Spatial annotation data
──────
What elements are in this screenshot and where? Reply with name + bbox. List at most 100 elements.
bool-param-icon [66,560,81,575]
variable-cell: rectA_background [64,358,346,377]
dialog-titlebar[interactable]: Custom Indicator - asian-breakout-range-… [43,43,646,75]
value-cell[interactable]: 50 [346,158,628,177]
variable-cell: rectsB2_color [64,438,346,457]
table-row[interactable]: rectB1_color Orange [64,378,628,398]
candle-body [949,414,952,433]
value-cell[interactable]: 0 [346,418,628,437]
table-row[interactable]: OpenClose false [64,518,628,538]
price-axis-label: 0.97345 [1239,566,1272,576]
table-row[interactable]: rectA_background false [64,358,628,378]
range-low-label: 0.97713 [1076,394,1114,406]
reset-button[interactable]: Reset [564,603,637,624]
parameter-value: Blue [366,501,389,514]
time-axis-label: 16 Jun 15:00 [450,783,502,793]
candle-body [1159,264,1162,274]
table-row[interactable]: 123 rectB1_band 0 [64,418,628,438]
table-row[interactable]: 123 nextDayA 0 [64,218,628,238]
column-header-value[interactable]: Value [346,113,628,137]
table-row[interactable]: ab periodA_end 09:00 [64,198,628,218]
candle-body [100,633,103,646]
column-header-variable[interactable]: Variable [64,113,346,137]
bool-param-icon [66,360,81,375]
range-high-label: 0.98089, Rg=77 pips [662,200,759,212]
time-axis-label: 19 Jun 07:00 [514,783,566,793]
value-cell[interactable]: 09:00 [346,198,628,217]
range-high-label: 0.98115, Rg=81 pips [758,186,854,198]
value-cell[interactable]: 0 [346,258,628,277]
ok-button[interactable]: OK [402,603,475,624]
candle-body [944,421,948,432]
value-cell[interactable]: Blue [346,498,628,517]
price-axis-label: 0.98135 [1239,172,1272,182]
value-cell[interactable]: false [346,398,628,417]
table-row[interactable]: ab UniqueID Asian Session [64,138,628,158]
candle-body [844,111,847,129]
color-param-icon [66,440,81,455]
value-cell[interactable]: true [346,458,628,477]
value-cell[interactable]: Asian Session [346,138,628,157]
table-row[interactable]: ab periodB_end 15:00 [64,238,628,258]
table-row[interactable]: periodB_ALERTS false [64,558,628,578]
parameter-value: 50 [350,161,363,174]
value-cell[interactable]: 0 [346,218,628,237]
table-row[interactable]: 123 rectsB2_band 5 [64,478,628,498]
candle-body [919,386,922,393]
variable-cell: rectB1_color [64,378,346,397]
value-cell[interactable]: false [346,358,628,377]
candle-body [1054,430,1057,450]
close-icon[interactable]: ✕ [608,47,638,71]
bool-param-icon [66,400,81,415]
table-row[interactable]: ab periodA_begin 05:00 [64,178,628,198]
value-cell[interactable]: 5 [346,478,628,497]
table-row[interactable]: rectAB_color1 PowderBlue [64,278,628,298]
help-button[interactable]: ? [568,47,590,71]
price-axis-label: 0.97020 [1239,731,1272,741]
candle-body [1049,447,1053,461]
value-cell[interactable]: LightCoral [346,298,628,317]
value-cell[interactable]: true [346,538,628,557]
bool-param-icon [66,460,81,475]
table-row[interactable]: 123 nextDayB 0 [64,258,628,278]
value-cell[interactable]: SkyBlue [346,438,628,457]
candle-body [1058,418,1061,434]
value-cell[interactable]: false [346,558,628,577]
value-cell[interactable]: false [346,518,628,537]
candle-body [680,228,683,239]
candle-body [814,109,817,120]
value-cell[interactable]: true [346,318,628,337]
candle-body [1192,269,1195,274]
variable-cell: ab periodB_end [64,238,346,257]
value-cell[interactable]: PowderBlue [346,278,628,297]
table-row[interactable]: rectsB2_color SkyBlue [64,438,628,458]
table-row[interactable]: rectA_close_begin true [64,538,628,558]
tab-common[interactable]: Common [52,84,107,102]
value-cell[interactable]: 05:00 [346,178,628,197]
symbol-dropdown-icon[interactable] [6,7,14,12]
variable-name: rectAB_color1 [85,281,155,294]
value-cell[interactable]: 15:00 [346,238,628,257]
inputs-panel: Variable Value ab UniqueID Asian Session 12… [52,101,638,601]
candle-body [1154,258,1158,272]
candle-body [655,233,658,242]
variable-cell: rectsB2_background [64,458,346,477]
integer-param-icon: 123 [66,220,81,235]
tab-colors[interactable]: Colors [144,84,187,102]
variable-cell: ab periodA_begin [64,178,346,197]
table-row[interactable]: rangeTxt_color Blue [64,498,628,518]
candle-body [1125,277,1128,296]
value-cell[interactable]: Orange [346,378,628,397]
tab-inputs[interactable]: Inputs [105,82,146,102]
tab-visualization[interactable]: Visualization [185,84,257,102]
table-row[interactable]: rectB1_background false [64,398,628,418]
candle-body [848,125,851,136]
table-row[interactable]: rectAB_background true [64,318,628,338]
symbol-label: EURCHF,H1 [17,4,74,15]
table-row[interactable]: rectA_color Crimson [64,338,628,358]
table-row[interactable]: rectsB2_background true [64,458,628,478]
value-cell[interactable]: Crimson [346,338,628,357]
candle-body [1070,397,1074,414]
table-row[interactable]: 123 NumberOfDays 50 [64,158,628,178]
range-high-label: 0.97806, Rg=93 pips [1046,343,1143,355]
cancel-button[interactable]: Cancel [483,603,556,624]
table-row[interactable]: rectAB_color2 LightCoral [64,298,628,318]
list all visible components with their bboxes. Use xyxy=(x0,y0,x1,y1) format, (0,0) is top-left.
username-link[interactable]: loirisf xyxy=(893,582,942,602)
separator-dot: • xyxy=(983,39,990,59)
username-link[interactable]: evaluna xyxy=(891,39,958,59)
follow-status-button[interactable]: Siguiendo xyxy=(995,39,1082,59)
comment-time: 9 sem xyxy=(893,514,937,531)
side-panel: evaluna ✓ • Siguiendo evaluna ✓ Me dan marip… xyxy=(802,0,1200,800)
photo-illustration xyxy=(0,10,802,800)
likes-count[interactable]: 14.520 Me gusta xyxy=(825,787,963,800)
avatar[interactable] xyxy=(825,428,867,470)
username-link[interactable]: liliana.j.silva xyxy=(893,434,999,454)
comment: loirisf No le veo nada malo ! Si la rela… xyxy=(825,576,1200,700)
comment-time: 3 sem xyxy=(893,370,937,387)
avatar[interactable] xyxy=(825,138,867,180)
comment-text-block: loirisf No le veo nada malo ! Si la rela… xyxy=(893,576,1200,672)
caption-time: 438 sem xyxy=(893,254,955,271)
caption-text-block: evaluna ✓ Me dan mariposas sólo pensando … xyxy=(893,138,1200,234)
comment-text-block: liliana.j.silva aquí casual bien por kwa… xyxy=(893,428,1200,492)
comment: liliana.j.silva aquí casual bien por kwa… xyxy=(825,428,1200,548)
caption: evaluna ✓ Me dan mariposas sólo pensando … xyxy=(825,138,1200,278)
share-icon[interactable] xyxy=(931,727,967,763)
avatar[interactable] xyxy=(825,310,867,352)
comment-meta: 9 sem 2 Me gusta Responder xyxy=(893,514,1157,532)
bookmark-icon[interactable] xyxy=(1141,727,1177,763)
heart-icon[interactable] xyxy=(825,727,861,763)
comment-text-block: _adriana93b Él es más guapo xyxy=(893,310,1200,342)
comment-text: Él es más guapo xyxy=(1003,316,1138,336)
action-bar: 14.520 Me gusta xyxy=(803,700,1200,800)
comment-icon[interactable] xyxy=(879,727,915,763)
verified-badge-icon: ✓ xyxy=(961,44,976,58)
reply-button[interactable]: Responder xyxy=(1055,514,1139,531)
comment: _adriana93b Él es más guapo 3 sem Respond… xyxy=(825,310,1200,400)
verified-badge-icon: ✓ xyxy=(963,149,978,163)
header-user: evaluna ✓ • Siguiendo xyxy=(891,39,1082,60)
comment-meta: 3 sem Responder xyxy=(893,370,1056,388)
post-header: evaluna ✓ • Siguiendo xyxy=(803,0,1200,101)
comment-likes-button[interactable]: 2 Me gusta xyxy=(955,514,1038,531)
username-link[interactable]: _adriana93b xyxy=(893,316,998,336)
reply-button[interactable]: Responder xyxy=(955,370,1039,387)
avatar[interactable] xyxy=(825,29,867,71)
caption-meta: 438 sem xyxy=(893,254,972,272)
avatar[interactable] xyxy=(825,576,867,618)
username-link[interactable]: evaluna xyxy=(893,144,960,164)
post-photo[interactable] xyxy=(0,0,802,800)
──────
## [Given request]
Please write out the data again from its start through the line that contains "variable-cell: rectA_background [64,358,346,377]", swapping "bbox" for "bounding box" and changing nothing else.

## [Reply]
What elements are in this screenshot and where? Reply with name + bounding box. List at most 100 elements.
bool-param-icon [66,560,81,575]
variable-cell: rectA_background [64,358,346,377]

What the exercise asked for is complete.